Extracts from a graphics dataset
'''
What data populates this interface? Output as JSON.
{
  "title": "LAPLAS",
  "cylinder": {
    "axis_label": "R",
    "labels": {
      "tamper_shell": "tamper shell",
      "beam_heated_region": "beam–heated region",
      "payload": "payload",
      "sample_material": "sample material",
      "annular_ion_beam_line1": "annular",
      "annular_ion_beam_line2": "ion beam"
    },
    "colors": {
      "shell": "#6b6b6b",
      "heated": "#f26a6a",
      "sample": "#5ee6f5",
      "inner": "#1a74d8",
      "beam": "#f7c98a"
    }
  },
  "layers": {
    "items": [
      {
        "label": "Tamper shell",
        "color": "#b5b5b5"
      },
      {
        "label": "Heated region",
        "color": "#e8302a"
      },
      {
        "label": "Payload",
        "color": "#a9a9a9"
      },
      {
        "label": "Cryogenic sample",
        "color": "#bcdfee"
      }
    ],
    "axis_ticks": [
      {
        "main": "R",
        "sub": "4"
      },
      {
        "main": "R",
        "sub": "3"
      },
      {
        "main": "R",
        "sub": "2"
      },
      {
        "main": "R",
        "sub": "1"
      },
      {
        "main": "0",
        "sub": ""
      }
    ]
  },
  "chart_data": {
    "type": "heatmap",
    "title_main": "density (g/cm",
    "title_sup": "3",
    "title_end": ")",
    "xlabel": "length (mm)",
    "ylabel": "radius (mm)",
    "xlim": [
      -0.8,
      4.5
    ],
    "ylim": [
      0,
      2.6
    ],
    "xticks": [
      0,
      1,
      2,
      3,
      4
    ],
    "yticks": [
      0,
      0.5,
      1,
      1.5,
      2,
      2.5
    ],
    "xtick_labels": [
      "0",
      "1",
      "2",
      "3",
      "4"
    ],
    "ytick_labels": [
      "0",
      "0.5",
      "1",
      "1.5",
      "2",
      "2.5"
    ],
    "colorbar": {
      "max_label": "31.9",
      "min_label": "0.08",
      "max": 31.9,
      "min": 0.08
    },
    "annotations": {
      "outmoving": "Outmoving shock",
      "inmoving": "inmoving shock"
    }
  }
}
'''
EXERCISE TASK
Using the data above, output each line exactly.

RESULT OF THIS TASK
What data populates this interface? Output as JSON.
{
  "title": "LAPLAS",
  "cylinder": {
    "axis_label": "R",
    "labels": {
      "tamper_shell": "tamper shell",
      "beam_heated_region": "beam–heated region",
      "payload": "payload",
      "sample_material": "sample material",
      "annular_ion_beam_line1": "annular",
      "annular_ion_beam_line2": "ion beam"
    },
    "colors": {
      "shell": "#6b6b6b",
      "heated": "#f26a6a",
      "sample": "#5ee6f5",
      "inner": "#1a74d8",
      "beam": "#f7c98a"
    }
  },
  "layers": {
    "items": [
      {
        "label": "Tamper shell",
        "color": "#b5b5b5"
      },
      {
        "label": "Heated region",
        "color": "#e8302a"
      },
      {
        "label": "Payload",
        "color": "#a9a9a9"
      },
      {
        "label": "Cryogenic sample",
        "color": "#bcdfee"
      }
    ],
    "axis_ticks": [
      {
        "main": "R",
        "sub": "4"
      },
      {
        "main": "R",
        "sub": "3"
      },
      {
        "main": "R",
        "sub": "2"
      },
      {
        "main": "R",
        "sub": "1"
      },
      {
        "main": "0",
        "sub": ""
      }
    ]
  },
  "chart_data": {
    "type": "heatmap",
    "title_main": "density (g/cm",
    "title_sup": "3",
    "title_end": ")",
    "xlabel": "length (mm)",
    "ylabel": "radius (mm)",
    "xlim": [
      -0.8,
      4.5
    ],
    "ylim": [
      0,
      2.6
    ],
    "xticks": [
      0,
      1,
      2,
      3,
      4
    ],
    "yticks": [
      0,
      0.5,
      1,
      1.5,
      2,
      2.5
    ],
    "xtick_labels": [
      "0",
      "1",
      "2",
      "3",
      "4"
    ],
    "ytick_labels": [
      "0",
      "0.5",
      "1",
      "1.5",
      "2",
      "2.5"
    ],
    "colorbar": {
      "max_label": "31.9",
      "min_label": "0.08",
      "max": 31.9,
      "min": 0.08
    },
    "annotations": {
      "outmoving": "Outmoving shock",
      "inmoving": "inmoving shock"
    }
  }
}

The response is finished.